▸ **Task objective**
Would you output the whole listing below, exactly as it reads?

▸ **Stored records**
_____
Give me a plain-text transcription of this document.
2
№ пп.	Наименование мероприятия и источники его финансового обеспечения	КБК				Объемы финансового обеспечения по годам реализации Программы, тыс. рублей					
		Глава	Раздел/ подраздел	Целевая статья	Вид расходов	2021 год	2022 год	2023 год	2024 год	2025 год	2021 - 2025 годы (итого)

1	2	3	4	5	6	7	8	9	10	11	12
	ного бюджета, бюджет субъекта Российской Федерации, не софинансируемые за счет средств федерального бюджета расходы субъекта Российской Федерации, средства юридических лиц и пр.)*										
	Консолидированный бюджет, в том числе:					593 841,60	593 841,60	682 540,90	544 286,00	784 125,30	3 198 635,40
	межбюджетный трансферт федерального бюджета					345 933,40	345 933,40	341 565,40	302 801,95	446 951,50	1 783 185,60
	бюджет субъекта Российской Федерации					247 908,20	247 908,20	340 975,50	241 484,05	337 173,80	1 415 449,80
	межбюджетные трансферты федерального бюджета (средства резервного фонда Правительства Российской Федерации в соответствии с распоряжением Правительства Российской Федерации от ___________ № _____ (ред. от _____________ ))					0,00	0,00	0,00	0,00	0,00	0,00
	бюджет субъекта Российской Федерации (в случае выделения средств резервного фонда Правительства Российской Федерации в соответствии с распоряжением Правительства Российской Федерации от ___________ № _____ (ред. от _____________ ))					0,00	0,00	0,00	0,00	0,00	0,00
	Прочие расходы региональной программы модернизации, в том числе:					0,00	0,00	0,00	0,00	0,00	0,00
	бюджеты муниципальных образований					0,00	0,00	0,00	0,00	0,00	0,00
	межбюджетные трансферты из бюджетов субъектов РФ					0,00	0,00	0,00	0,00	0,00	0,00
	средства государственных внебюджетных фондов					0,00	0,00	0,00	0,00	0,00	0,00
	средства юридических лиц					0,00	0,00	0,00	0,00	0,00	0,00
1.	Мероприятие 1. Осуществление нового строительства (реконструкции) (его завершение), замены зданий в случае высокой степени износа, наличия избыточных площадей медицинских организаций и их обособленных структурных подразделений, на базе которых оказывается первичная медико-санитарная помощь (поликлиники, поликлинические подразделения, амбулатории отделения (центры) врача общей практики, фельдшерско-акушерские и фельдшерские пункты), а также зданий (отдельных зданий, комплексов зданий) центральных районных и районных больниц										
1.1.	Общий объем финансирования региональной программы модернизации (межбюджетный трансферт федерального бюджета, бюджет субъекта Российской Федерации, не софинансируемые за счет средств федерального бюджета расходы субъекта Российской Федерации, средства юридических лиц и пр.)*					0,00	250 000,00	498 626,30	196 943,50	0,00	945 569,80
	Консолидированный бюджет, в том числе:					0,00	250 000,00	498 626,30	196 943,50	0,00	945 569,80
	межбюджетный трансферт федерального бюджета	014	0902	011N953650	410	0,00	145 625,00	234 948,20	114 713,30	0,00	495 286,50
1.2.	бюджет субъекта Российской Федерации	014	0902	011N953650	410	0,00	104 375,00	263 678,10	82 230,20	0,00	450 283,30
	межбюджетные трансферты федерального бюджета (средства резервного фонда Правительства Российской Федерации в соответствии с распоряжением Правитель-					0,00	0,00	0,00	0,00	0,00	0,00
_____
▸ **Answer to the task**
Give me a plain-text transcription of this document.
2
№ пп.	Наименование мероприятия и источники его финансового обеспечения	КБК				Объемы финансового обеспечения по годам реализации Программы, тыс. рублей					
		Глава	Раздел/ подраздел	Целевая статья	Вид расходов	2021 год	2022 год	2023 год	2024 год	2025 год	2021 - 2025 годы (итого)

1	2	3	4	5	6	7	8	9	10	11	12
	ного бюджета, бюджет субъекта Российской Федерации, не софинансируемые за счет средств федерального бюджета расходы субъекта Российской Федерации, средства юридических лиц и пр.)*										
	Консолидированный бюджет, в том числе:					593 841,60	593 841,60	682 540,90	544 286,00	784 125,30	3 198 635,40
	межбюджетный трансферт федерального бюджета					345 933,40	345 933,40	341 565,40	302 801,95	446 951,50	1 783 185,60
	бюджет субъекта Российской Федерации					247 908,20	247 908,20	340 975,50	241 484,05	337 173,80	1 415 449,80
	межбюджетные трансферты федерального бюджета (средства резервного фонда Правительства Российской Федерации в соответствии с распоряжением Правительства Российской Федерации от ___________ № _____ (ред. от _____________ ))					0,00	0,00	0,00	0,00	0,00	0,00
	бюджет субъекта Российской Федерации (в случае выделения средств резервного фонда Правительства Российской Федерации в соответствии с распоряжением Правительства Российской Федерации от ___________ № _____ (ред. от _____________ ))					0,00	0,00	0,00	0,00	0,00	0,00
	Прочие расходы региональной программы модернизации, в том числе:					0,00	0,00	0,00	0,00	0,00	0,00
	бюджеты муниципальных образований					0,00	0,00	0,00	0,00	0,00	0,00
	межбюджетные трансферты из бюджетов субъектов РФ					0,00	0,00	0,00	0,00	0,00	0,00
	средства государственных внебюджетных фондов					0,00	0,00	0,00	0,00	0,00	0,00
	средства юридических лиц					0,00	0,00	0,00	0,00	0,00	0,00
1.	Мероприятие 1. Осуществление нового строительства (реконструкции) (его завершение), замены зданий в случае высокой степени износа, наличия избыточных площадей медицинских организаций и их обособленных структурных подразделений, на базе которых оказывается первичная медико-санитарная помощь (поликлиники, поликлинические подразделения, амбулатории отделения (центры) врача общей практики, фельдшерско-акушерские и фельдшерские пункты), а также зданий (отдельных зданий, комплексов зданий) центральных районных и районных больниц										
1.1.	Общий объем финансирования региональной программы модернизации (межбюджетный трансферт федерального бюджета, бюджет субъекта Российской Федерации, не софинансируемые за счет средств федерального бюджета расходы субъекта Российской Федерации, средства юридических лиц и пр.)*					0,00	250 000,00	498 626,30	196 943,50	0,00	945 569,80
	Консолидированный бюджет, в том числе:					0,00	250 000,00	498 626,30	196 943,50	0,00	945 569,80
	межбюджетный трансферт федерального бюджета	014	0902	011N953650	410	0,00	145 625,00	234 948,20	114 713,30	0,00	495 286,50
1.2.	бюджет субъекта Российской Федерации	014	0902	011N953650	410	0,00	104 375,00	263 678,10	82 230,20	0,00	450 283,30
	межбюджетные трансферты федерального бюджета (средства резервного фонда Правительства Российской Федерации в соответствии с распоряжением Правитель-					0,00	0,00	0,00	0,00	0,00	0,00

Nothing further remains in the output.